STATED EXERCISE:
All the data must come back unchanged, except that pictures are left out.

— Start of RECORDS SUPPLIED —

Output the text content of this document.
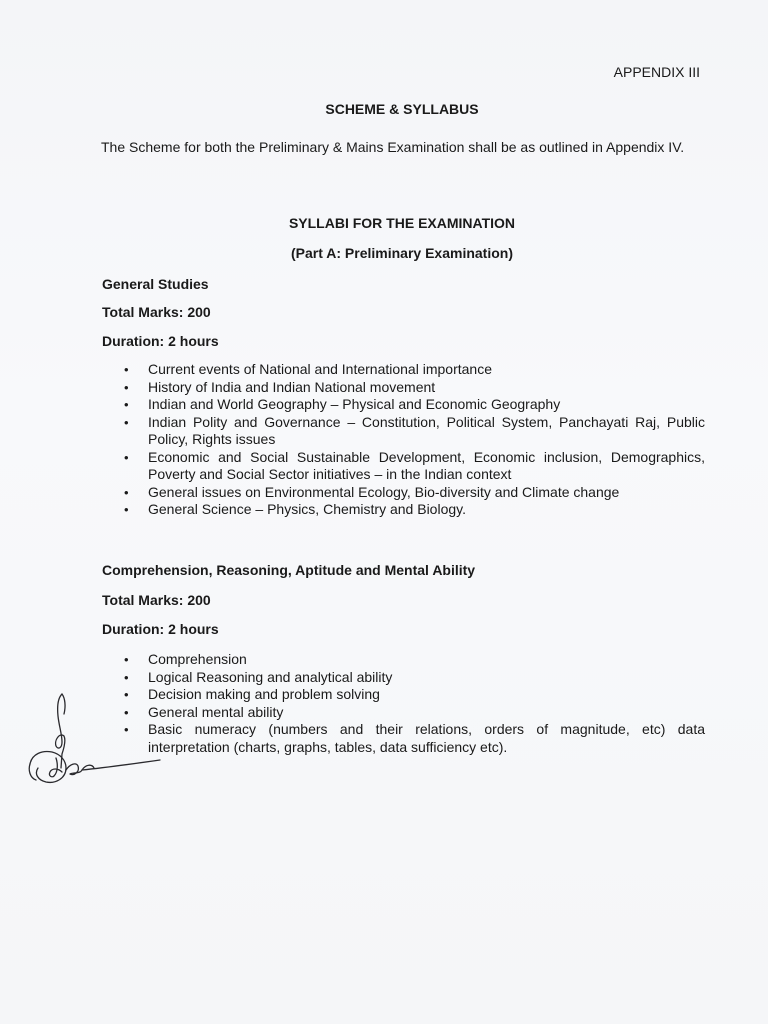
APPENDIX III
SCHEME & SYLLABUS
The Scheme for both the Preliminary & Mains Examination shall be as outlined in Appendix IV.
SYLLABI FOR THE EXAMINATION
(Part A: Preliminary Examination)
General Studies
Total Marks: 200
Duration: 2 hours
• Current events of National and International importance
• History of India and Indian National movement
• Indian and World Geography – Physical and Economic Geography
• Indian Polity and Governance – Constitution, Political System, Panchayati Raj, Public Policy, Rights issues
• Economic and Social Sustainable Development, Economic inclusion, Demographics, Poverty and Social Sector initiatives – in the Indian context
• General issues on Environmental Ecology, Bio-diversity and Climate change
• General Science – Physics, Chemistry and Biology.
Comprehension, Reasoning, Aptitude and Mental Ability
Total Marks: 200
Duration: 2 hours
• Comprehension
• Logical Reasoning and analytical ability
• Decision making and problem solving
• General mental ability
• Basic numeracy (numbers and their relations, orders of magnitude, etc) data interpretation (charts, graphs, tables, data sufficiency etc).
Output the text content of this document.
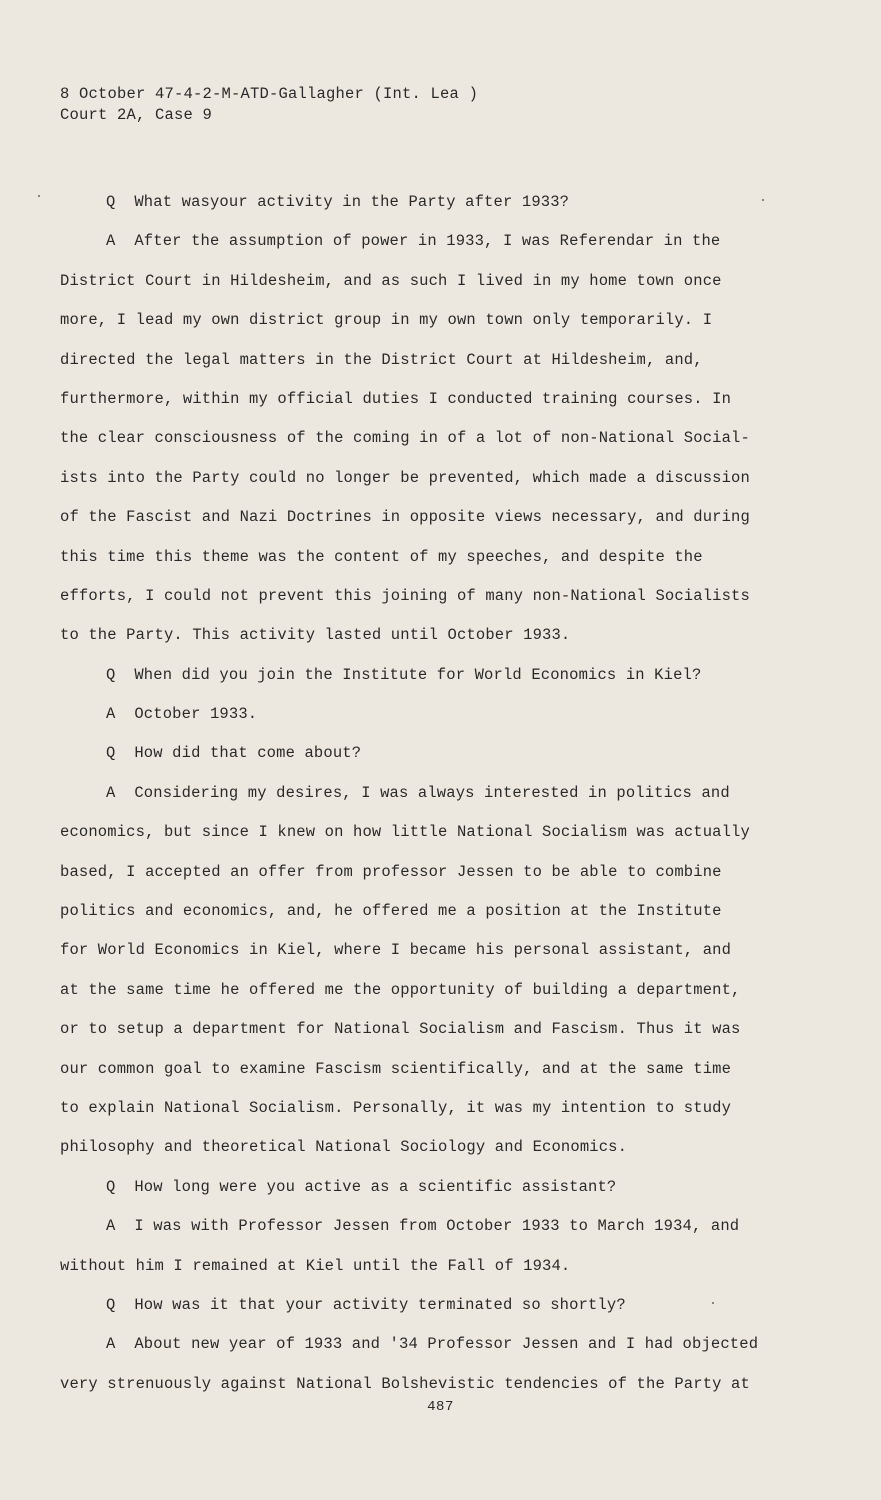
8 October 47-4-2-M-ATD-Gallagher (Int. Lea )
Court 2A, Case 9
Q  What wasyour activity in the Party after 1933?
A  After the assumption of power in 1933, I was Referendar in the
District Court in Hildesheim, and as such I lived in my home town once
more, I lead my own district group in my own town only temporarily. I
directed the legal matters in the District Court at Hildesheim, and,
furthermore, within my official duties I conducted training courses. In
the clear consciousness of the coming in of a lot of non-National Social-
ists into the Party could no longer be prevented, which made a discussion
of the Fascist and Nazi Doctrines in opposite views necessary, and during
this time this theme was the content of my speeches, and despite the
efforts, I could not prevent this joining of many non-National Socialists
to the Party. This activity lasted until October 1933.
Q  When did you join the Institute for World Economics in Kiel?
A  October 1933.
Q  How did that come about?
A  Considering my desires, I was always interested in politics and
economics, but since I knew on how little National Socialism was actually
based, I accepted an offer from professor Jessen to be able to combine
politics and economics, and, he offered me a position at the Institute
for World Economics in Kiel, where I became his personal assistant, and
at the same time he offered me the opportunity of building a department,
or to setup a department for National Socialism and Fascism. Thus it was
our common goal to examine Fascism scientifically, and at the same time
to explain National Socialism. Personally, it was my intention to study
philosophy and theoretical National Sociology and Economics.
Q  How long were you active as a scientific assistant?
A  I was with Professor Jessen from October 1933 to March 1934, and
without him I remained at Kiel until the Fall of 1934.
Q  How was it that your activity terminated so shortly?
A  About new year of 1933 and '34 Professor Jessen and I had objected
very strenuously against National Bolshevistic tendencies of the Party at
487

— End of RECORDS SUPPLIED —

EXERCISE ANSWER:
Output the text content of this document.
APPENDIX III
SCHEME & SYLLABUS
The Scheme for both the Preliminary & Mains Examination shall be as outlined in Appendix IV.
SYLLABI FOR THE EXAMINATION
(Part A: Preliminary Examination)
General Studies
Total Marks: 200
Duration: 2 hours
• Current events of National and International importance
• History of India and Indian National movement
• Indian and World Geography – Physical and Economic Geography
• Indian Polity and Governance – Constitution, Political System, Panchayati Raj, Public Policy, Rights issues
• Economic and Social Sustainable Development, Economic inclusion, Demographics, Poverty and Social Sector initiatives – in the Indian context
• General issues on Environmental Ecology, Bio-diversity and Climate change
• General Science – Physics, Chemistry and Biology.
Comprehension, Reasoning, Aptitude and Mental Ability
Total Marks: 200
Duration: 2 hours
• Comprehension
• Logical Reasoning and analytical ability
• Decision making and problem solving
• General mental ability
• Basic numeracy (numbers and their relations, orders of magnitude, etc) data interpretation (charts, graphs, tables, data sufficiency etc).
Output the text content of this document.
8 October 47-4-2-M-ATD-Gallagher (Int. Lea )
Court 2A, Case 9
Q  What wasyour activity in the Party after 1933?
A  After the assumption of power in 1933, I was Referendar in the
District Court in Hildesheim, and as such I lived in my home town once
more, I lead my own district group in my own town only temporarily. I
directed the legal matters in the District Court at Hildesheim, and,
furthermore, within my official duties I conducted training courses. In
the clear consciousness of the coming in of a lot of non-National Social-
ists into the Party could no longer be prevented, which made a discussion
of the Fascist and Nazi Doctrines in opposite views necessary, and during
this time this theme was the content of my speeches, and despite the
efforts, I could not prevent this joining of many non-National Socialists
to the Party. This activity lasted until October 1933.
Q  When did you join the Institute for World Economics in Kiel?
A  October 1933.
Q  How did that come about?
A  Considering my desires, I was always interested in politics and
economics, but since I knew on how little National Socialism was actually
based, I accepted an offer from professor Jessen to be able to combine
politics and economics, and, he offered me a position at the Institute
for World Economics in Kiel, where I became his personal assistant, and
at the same time he offered me the opportunity of building a department,
or to setup a department for National Socialism and Fascism. Thus it was
our common goal to examine Fascism scientifically, and at the same time
to explain National Socialism. Personally, it was my intention to study
philosophy and theoretical National Sociology and Economics.
Q  How long were you active as a scientific assistant?
A  I was with Professor Jessen from October 1933 to March 1934, and
without him I remained at Kiel until the Fall of 1934.
Q  How was it that your activity terminated so shortly?
A  About new year of 1933 and '34 Professor Jessen and I had objected
very strenuously against National Bolshevistic tendencies of the Party at
487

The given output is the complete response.